Written exercise
Scan the material below for lines with the word "Windgeschwindigkeit" and report how many there are, with nothing added.

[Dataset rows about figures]
—————
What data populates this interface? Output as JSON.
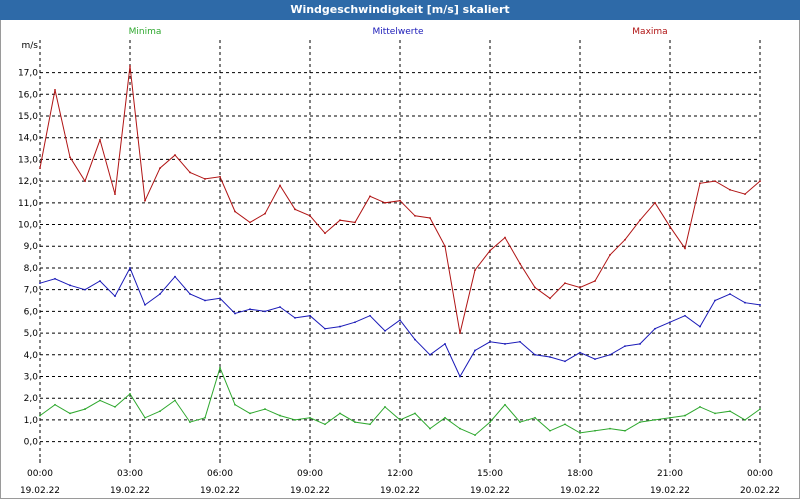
{
  "window": {
    "title": "Windgeschwindigkeit [m/s] skaliert"
  },
  "chart_data": {
    "type": "line",
    "title": "Windgeschwindigkeit [m/s] skaliert",
    "ylabel": "m/s",
    "xlabel": "",
    "ylim": [
      -0.8,
      18.5
    ],
    "yticks": [
      "0,0",
      "1,0",
      "2,0",
      "3,0",
      "4,0",
      "5,0",
      "6,0",
      "7,0",
      "8,0",
      "9,0",
      "10,0",
      "11,0",
      "12,0",
      "13,0",
      "14,0",
      "15,0",
      "16,0",
      "17,0"
    ],
    "x_tick_times": [
      "00:00",
      "03:00",
      "06:00",
      "09:00",
      "12:00",
      "15:00",
      "18:00",
      "21:00",
      "00:00"
    ],
    "x_tick_dates": [
      "19.02.22",
      "19.02.22",
      "19.02.22",
      "19.02.22",
      "19.02.22",
      "19.02.22",
      "19.02.22",
      "19.02.22",
      "20.02.22"
    ],
    "x_hours": [
      0,
      3,
      6,
      9,
      12,
      15,
      18,
      21,
      24
    ],
    "grid": true,
    "legend_placement": "top",
    "series": [
      {
        "name": "Minima",
        "color": "#2fa82f",
        "x": [
          0,
          0.5,
          1,
          1.5,
          2,
          2.5,
          3,
          3.5,
          4,
          4.5,
          5,
          5.5,
          6,
          6.5,
          7,
          7.5,
          8,
          8.5,
          9,
          9.5,
          10,
          10.5,
          11,
          11.5,
          12,
          12.5,
          13,
          13.5,
          14,
          14.5,
          15,
          15.5,
          16,
          16.5,
          17,
          17.5,
          18,
          18.5,
          19,
          19.5,
          20,
          20.5,
          21,
          21.5,
          22,
          22.5,
          23,
          23.5,
          24
        ],
        "values": [
          1.2,
          1.7,
          1.3,
          1.5,
          1.9,
          1.6,
          2.2,
          1.1,
          1.4,
          1.9,
          0.9,
          1.1,
          3.4,
          1.7,
          1.3,
          1.5,
          1.2,
          1.0,
          1.1,
          0.8,
          1.3,
          0.9,
          0.8,
          1.6,
          1.0,
          1.3,
          0.6,
          1.1,
          0.6,
          0.3,
          0.9,
          1.7,
          0.9,
          1.1,
          0.5,
          0.8,
          0.4,
          0.5,
          0.6,
          0.5,
          0.9,
          1.0,
          1.1,
          1.2,
          1.6,
          1.3,
          1.4,
          1.0,
          1.5
        ]
      },
      {
        "name": "Mittelwerte",
        "color": "#1a1ab8",
        "x": [
          0,
          0.5,
          1,
          1.5,
          2,
          2.5,
          3,
          3.5,
          4,
          4.5,
          5,
          5.5,
          6,
          6.5,
          7,
          7.5,
          8,
          8.5,
          9,
          9.5,
          10,
          10.5,
          11,
          11.5,
          12,
          12.5,
          13,
          13.5,
          14,
          14.5,
          15,
          15.5,
          16,
          16.5,
          17,
          17.5,
          18,
          18.5,
          19,
          19.5,
          20,
          20.5,
          21,
          21.5,
          22,
          22.5,
          23,
          23.5,
          24
        ],
        "values": [
          7.3,
          7.5,
          7.2,
          7.0,
          7.4,
          6.7,
          8.0,
          6.3,
          6.8,
          7.6,
          6.8,
          6.5,
          6.6,
          5.9,
          6.1,
          6.0,
          6.2,
          5.7,
          5.8,
          5.2,
          5.3,
          5.5,
          5.8,
          5.1,
          5.6,
          4.7,
          4.0,
          4.5,
          3.0,
          4.2,
          4.6,
          4.5,
          4.6,
          4.0,
          3.9,
          3.7,
          4.1,
          3.8,
          4.0,
          4.4,
          4.5,
          5.2,
          5.5,
          5.8,
          5.3,
          6.5,
          6.8,
          6.4,
          6.3
        ]
      },
      {
        "name": "Maxima",
        "color": "#b01414",
        "x": [
          0,
          0.5,
          1,
          1.5,
          2,
          2.5,
          3,
          3.5,
          4,
          4.5,
          5,
          5.5,
          6,
          6.5,
          7,
          7.5,
          8,
          8.5,
          9,
          9.5,
          10,
          10.5,
          11,
          11.5,
          12,
          12.5,
          13,
          13.5,
          14,
          14.5,
          15,
          15.5,
          16,
          16.5,
          17,
          17.5,
          18,
          18.5,
          19,
          19.5,
          20,
          20.5,
          21,
          21.5,
          22,
          22.5,
          23,
          23.5,
          24
        ],
        "values": [
          12.6,
          16.2,
          13.1,
          12.0,
          13.9,
          11.4,
          17.3,
          11.1,
          12.6,
          13.2,
          12.4,
          12.1,
          12.2,
          10.6,
          10.1,
          10.5,
          11.8,
          10.7,
          10.4,
          9.6,
          10.2,
          10.1,
          11.3,
          11.0,
          11.1,
          10.4,
          10.3,
          9.0,
          5.0,
          7.9,
          8.8,
          9.4,
          8.2,
          7.1,
          6.6,
          7.3,
          7.1,
          7.4,
          8.6,
          9.3,
          10.2,
          11.0,
          9.9,
          8.9,
          11.9,
          12.0,
          11.6,
          11.4,
          12.0
        ]
      }
    ]
  }
}
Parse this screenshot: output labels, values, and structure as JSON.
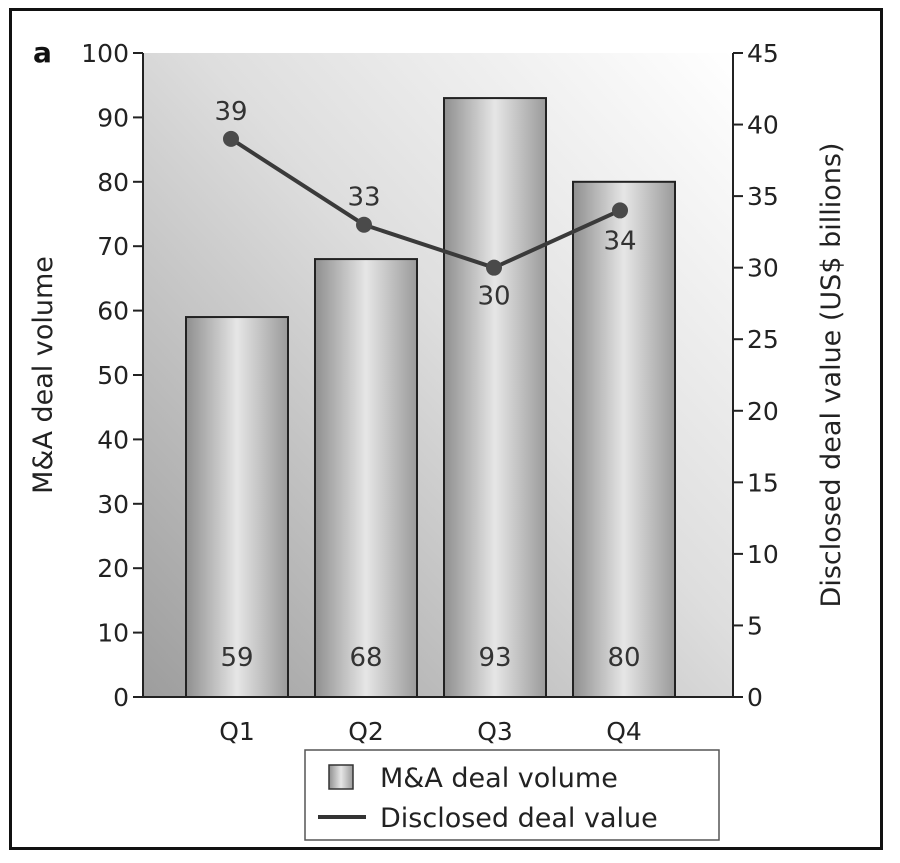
{
  "chart_data": {
    "type": "bar",
    "panel_label": "a",
    "categories": [
      "Q1",
      "Q2",
      "Q3",
      "Q4"
    ],
    "series": [
      {
        "name": "M&A deal volume",
        "type": "bar",
        "axis": "left",
        "values": [
          59,
          68,
          93,
          80
        ]
      },
      {
        "name": "Disclosed deal value",
        "type": "line",
        "axis": "right",
        "values": [
          39,
          33,
          30,
          34
        ]
      }
    ],
    "bar_labels": [
      "59",
      "68",
      "93",
      "80"
    ],
    "line_labels": [
      "39",
      "33",
      "30",
      "34"
    ],
    "ylabel_left": "M&A deal volume",
    "ylabel_right": "Disclosed deal value (US$ billions)",
    "ylim_left": [
      0,
      100
    ],
    "ylim_right": [
      0,
      45
    ],
    "yticks_left": [
      "0",
      "10",
      "20",
      "30",
      "40",
      "50",
      "60",
      "70",
      "80",
      "90",
      "100"
    ],
    "yticks_right": [
      "0",
      "5",
      "10",
      "15",
      "20",
      "25",
      "30",
      "35",
      "40",
      "45"
    ],
    "grid": false,
    "legend_position": "bottom",
    "legend": [
      "M&A deal volume",
      "Disclosed deal value"
    ],
    "colors": {
      "line": "#3a3a3a",
      "bar_edge": "#222222"
    }
  }
}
—————
Problem solution
2